Work instructions ▸ Filter these entries so that only lines with the word "specific" remain.

★ ★ ★ ★ ★ ★ ★

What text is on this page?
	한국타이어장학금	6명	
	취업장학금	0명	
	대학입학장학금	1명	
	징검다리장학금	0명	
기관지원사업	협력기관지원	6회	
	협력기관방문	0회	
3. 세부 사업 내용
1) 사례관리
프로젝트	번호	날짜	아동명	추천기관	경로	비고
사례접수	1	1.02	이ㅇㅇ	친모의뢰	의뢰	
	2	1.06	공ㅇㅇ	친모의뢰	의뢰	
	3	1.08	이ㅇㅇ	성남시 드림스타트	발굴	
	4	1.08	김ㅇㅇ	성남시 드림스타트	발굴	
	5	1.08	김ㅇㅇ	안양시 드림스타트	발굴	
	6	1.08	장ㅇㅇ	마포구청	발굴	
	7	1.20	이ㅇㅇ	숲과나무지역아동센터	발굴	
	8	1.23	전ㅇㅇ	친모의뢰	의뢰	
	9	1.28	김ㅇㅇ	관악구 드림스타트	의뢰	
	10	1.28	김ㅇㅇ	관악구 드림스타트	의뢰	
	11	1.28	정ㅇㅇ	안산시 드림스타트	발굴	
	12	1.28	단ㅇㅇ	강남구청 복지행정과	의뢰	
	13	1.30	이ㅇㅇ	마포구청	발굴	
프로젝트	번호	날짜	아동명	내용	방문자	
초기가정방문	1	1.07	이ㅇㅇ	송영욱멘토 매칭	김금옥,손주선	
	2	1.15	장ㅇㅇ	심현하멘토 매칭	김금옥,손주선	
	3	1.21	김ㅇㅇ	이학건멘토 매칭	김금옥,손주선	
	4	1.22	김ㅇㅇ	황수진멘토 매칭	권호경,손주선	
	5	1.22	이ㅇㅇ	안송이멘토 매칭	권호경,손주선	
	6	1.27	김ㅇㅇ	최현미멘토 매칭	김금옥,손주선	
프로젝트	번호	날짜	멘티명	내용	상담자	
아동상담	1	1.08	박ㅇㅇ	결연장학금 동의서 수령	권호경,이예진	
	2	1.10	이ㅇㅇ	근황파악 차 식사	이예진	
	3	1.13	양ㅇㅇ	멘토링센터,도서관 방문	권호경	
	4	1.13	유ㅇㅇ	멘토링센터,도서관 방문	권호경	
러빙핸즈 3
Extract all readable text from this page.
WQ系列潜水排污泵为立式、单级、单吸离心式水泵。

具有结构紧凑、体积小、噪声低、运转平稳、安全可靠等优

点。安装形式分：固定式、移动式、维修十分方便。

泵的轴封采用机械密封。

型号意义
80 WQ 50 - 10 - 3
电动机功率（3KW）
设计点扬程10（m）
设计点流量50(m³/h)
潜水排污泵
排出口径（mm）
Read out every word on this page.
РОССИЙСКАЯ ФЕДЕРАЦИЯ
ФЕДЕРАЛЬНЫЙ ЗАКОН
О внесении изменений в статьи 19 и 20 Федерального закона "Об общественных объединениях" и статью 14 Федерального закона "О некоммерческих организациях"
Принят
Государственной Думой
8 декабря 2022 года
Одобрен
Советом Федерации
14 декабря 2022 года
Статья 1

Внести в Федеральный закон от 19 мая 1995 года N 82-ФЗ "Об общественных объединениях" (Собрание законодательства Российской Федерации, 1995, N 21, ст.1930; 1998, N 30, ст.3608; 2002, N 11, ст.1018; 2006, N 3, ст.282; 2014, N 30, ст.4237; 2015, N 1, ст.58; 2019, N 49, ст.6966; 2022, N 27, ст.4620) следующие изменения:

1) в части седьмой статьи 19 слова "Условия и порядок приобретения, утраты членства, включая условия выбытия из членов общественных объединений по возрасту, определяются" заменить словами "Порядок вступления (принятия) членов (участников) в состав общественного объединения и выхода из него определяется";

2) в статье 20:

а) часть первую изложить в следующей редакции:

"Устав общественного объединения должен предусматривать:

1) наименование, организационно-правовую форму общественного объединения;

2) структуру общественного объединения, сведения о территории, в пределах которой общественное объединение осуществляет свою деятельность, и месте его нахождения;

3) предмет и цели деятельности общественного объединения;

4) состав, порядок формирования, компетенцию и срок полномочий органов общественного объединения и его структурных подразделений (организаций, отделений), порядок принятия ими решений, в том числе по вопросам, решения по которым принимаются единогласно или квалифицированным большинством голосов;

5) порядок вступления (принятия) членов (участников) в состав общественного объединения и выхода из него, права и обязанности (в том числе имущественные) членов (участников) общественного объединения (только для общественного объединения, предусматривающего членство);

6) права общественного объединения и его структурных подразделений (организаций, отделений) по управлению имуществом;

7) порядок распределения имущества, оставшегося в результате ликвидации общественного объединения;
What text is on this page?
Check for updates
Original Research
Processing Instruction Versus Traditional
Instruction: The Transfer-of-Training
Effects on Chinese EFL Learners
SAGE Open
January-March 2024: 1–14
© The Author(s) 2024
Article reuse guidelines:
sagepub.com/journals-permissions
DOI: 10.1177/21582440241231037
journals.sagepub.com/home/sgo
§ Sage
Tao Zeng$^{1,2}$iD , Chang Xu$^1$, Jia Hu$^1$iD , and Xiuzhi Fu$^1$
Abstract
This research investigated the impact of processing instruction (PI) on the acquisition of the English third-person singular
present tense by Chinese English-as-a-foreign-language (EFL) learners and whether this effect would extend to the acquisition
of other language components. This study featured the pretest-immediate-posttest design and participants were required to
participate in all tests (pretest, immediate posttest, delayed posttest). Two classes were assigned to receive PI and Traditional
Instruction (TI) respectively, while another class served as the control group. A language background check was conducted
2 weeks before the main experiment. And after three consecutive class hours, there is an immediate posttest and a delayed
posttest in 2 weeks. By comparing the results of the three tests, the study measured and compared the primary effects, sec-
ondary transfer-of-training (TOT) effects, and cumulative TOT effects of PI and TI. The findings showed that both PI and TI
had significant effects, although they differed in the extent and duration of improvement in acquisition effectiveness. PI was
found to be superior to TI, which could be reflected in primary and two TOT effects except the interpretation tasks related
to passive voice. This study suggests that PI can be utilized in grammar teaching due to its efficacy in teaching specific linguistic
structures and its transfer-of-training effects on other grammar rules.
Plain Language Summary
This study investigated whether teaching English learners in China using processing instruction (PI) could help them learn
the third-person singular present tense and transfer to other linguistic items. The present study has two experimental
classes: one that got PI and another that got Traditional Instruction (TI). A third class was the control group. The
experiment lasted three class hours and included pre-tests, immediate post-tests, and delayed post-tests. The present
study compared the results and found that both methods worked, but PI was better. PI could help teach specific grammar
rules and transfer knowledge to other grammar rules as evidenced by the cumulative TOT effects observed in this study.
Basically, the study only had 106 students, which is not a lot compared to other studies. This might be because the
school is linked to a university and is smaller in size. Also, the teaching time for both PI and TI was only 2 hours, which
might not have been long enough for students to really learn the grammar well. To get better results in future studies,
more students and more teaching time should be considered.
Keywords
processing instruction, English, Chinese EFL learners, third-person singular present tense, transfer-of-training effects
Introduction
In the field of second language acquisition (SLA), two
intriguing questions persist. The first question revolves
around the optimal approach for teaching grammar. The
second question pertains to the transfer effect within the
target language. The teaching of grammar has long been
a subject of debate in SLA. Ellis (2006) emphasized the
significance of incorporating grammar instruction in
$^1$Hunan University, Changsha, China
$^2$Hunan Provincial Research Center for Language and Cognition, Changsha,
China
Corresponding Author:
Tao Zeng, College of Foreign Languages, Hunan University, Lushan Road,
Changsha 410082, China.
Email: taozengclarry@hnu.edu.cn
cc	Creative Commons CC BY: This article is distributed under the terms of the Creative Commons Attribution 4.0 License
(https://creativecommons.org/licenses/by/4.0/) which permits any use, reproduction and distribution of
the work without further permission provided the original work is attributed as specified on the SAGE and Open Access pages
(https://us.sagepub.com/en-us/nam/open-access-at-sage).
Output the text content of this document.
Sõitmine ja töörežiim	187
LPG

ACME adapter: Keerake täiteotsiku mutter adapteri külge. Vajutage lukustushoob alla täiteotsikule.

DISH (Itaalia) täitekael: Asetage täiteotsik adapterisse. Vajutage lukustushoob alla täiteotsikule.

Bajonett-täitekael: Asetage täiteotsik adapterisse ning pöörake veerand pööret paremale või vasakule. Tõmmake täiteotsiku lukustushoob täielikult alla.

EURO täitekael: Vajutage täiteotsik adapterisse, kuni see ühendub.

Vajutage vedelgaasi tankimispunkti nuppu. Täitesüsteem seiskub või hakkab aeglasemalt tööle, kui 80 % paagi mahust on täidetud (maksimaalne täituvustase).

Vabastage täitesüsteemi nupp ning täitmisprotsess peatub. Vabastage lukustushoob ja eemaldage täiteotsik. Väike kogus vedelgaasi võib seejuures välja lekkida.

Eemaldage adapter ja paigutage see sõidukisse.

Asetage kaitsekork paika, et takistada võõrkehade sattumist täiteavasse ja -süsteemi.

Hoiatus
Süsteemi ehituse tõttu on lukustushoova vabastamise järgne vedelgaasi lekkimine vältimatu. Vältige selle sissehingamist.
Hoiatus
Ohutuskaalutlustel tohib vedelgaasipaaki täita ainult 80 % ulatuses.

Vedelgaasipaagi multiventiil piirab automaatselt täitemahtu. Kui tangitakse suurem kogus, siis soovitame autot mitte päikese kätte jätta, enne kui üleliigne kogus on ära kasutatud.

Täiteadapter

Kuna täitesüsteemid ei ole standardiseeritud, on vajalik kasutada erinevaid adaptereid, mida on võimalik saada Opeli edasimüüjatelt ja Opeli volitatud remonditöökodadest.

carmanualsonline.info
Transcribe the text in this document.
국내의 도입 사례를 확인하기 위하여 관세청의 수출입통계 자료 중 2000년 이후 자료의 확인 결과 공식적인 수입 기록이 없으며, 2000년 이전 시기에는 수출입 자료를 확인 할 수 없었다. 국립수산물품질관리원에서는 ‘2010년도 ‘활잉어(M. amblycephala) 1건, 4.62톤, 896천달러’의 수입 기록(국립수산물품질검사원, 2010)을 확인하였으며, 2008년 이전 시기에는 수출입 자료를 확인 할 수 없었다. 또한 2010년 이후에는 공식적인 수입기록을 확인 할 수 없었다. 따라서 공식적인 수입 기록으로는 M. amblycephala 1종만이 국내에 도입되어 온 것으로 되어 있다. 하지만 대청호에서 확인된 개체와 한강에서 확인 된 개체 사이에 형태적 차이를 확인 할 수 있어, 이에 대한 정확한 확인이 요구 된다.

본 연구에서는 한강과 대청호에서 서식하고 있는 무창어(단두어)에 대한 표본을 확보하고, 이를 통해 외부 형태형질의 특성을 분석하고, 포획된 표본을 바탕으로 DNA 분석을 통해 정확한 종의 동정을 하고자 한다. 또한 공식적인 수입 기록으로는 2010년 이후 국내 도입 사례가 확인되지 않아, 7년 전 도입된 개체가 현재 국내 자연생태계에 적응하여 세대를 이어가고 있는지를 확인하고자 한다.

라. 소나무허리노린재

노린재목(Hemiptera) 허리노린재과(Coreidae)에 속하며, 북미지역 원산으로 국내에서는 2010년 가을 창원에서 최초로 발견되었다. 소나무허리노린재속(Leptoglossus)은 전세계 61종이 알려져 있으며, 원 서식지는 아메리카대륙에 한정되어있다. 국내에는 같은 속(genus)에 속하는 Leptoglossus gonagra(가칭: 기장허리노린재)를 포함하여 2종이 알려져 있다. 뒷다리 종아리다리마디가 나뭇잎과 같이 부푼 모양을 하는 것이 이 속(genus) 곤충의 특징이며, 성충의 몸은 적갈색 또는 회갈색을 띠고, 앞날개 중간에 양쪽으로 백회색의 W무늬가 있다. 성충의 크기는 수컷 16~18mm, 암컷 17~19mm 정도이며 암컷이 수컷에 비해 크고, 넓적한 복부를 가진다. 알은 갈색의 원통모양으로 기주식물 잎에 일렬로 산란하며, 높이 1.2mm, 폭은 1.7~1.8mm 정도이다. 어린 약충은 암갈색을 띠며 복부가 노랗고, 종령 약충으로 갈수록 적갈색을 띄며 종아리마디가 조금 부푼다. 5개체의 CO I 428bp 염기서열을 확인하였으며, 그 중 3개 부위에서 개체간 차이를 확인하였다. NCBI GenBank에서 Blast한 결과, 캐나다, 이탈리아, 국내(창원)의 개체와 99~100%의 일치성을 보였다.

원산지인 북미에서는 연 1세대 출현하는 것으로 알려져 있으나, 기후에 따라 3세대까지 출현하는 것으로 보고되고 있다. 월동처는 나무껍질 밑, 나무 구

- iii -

★ ★ ★ ★ ★ ★ ★

Reply ▸
to passive voice. This study suggests that PI can be utilized in grammar teaching due to its efficacy in teaching specific linguistic
study compared the results and found that both methods worked, but PI was better. PI could help teach specific grammar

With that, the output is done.